Reproduce the records below exactly, leaving out any pictures.

(Stored data)
start

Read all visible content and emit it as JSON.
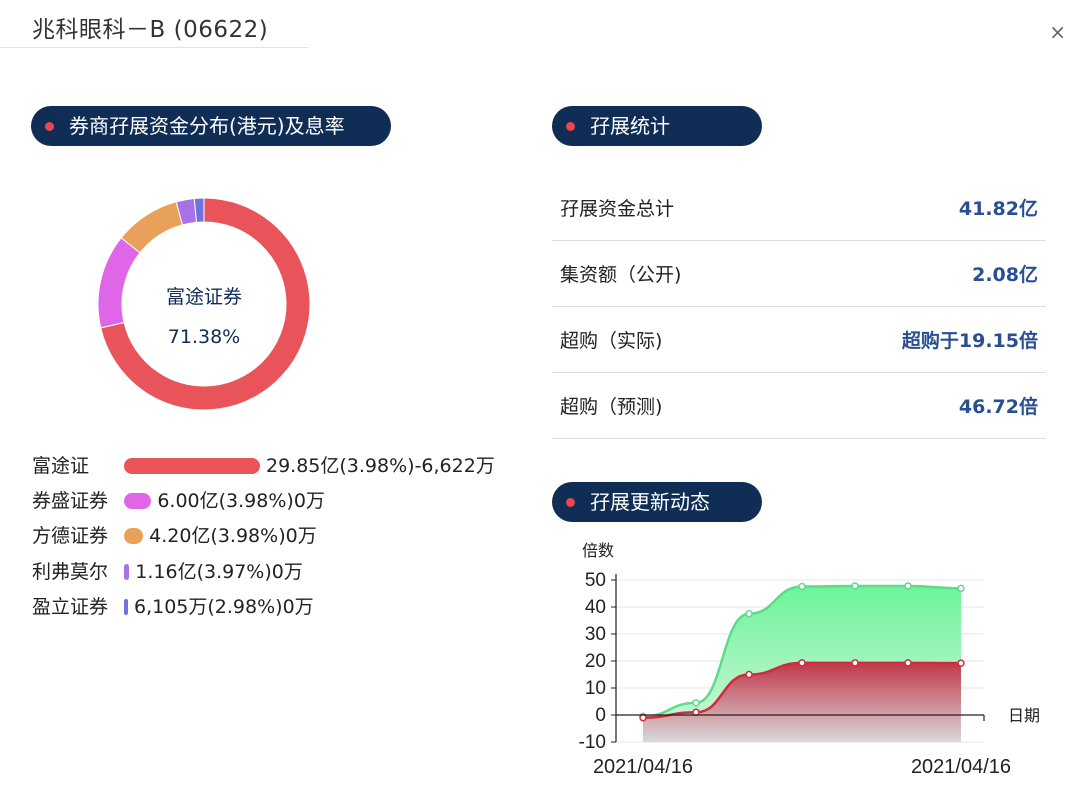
{
  "header": {
    "title": "兆科眼科－B (06622)",
    "close_label": "×"
  },
  "left_panel": {
    "title": "券商孖展资金分布(港元)及息率",
    "donut": {
      "selected_name": "富途证券",
      "selected_percent": "71.38%"
    },
    "brokers": [
      {
        "name": "富途证",
        "value": "29.85亿(3.98%)-6,622万",
        "share": 0.7138,
        "color": "#e8545a"
      },
      {
        "name": "券盛证券",
        "value": "6.00亿(3.98%)0万",
        "share": 0.1435,
        "color": "#df66e6"
      },
      {
        "name": "方德证券",
        "value": "4.20亿(3.98%)0万",
        "share": 0.1004,
        "color": "#e9a05a"
      },
      {
        "name": "利弗莫尔",
        "value": "1.16亿(3.97%)0万",
        "share": 0.0277,
        "color": "#a872e6"
      },
      {
        "name": "盈立证券",
        "value": "6,105万(2.98%)0万",
        "share": 0.0146,
        "color": "#6f73e0"
      }
    ]
  },
  "stats_panel": {
    "title": "孖展统计",
    "rows": [
      {
        "label": "孖展资金总计",
        "value": "41.82亿"
      },
      {
        "label": "集资额（公开)",
        "value": "2.08亿"
      },
      {
        "label": "超购（实际)",
        "value": "超购于19.15倍"
      },
      {
        "label": "超购（预测)",
        "value": "46.72倍"
      }
    ]
  },
  "trend_panel": {
    "title": "孖展更新动态"
  },
  "chart_data": {
    "type": "area",
    "ylabel": "倍数",
    "xlabel": "日期",
    "ylim": [
      -10,
      50
    ],
    "yticks": [
      50,
      40,
      30,
      20,
      10,
      0,
      -10
    ],
    "x_tick_labels": [
      "2021/04/16",
      "2021/04/16"
    ],
    "grid": true,
    "series": [
      {
        "values": [
          -0.5,
          4.5,
          37.5,
          47.6,
          47.8,
          47.8,
          46.9
        ],
        "color": "#5fd98a",
        "fill": "#6cf59a"
      },
      {
        "values": [
          -1,
          1,
          15,
          19.3,
          19.3,
          19.3,
          19.2
        ],
        "color": "#d12a3e",
        "fill": "#c0394a"
      }
    ]
  }
}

end

*Written answer:*
Read all visible content and emit it as JSON.
{
  "header": {
    "title": "兆科眼科－B (06622)",
    "close_label": "×"
  },
  "left_panel": {
    "title": "券商孖展资金分布(港元)及息率",
    "donut": {
      "selected_name": "富途证券",
      "selected_percent": "71.38%"
    },
    "brokers": [
      {
        "name": "富途证",
        "value": "29.85亿(3.98%)-6,622万",
        "share": 0.7138,
        "color": "#e8545a"
      },
      {
        "name": "券盛证券",
        "value": "6.00亿(3.98%)0万",
        "share": 0.1435,
        "color": "#df66e6"
      },
      {
        "name": "方德证券",
        "value": "4.20亿(3.98%)0万",
        "share": 0.1004,
        "color": "#e9a05a"
      },
      {
        "name": "利弗莫尔",
        "value": "1.16亿(3.97%)0万",
        "share": 0.0277,
        "color": "#a872e6"
      },
      {
        "name": "盈立证券",
        "value": "6,105万(2.98%)0万",
        "share": 0.0146,
        "color": "#6f73e0"
      }
    ]
  },
  "stats_panel": {
    "title": "孖展统计",
    "rows": [
      {
        "label": "孖展资金总计",
        "value": "41.82亿"
      },
      {
        "label": "集资额（公开)",
        "value": "2.08亿"
      },
      {
        "label": "超购（实际)",
        "value": "超购于19.15倍"
      },
      {
        "label": "超购（预测)",
        "value": "46.72倍"
      }
    ]
  },
  "trend_panel": {
    "title": "孖展更新动态"
  },
  "chart_data": {
    "type": "area",
    "ylabel": "倍数",
    "xlabel": "日期",
    "ylim": [
      -10,
      50
    ],
    "yticks": [
      50,
      40,
      30,
      20,
      10,
      0,
      -10
    ],
    "x_tick_labels": [
      "2021/04/16",
      "2021/04/16"
    ],
    "grid": true,
    "series": [
      {
        "values": [
          -0.5,
          4.5,
          37.5,
          47.6,
          47.8,
          47.8,
          46.9
        ],
        "color": "#5fd98a",
        "fill": "#6cf59a"
      },
      {
        "values": [
          -1,
          1,
          15,
          19.3,
          19.3,
          19.3,
          19.2
        ],
        "color": "#d12a3e",
        "fill": "#c0394a"
      }
    ]
  }
}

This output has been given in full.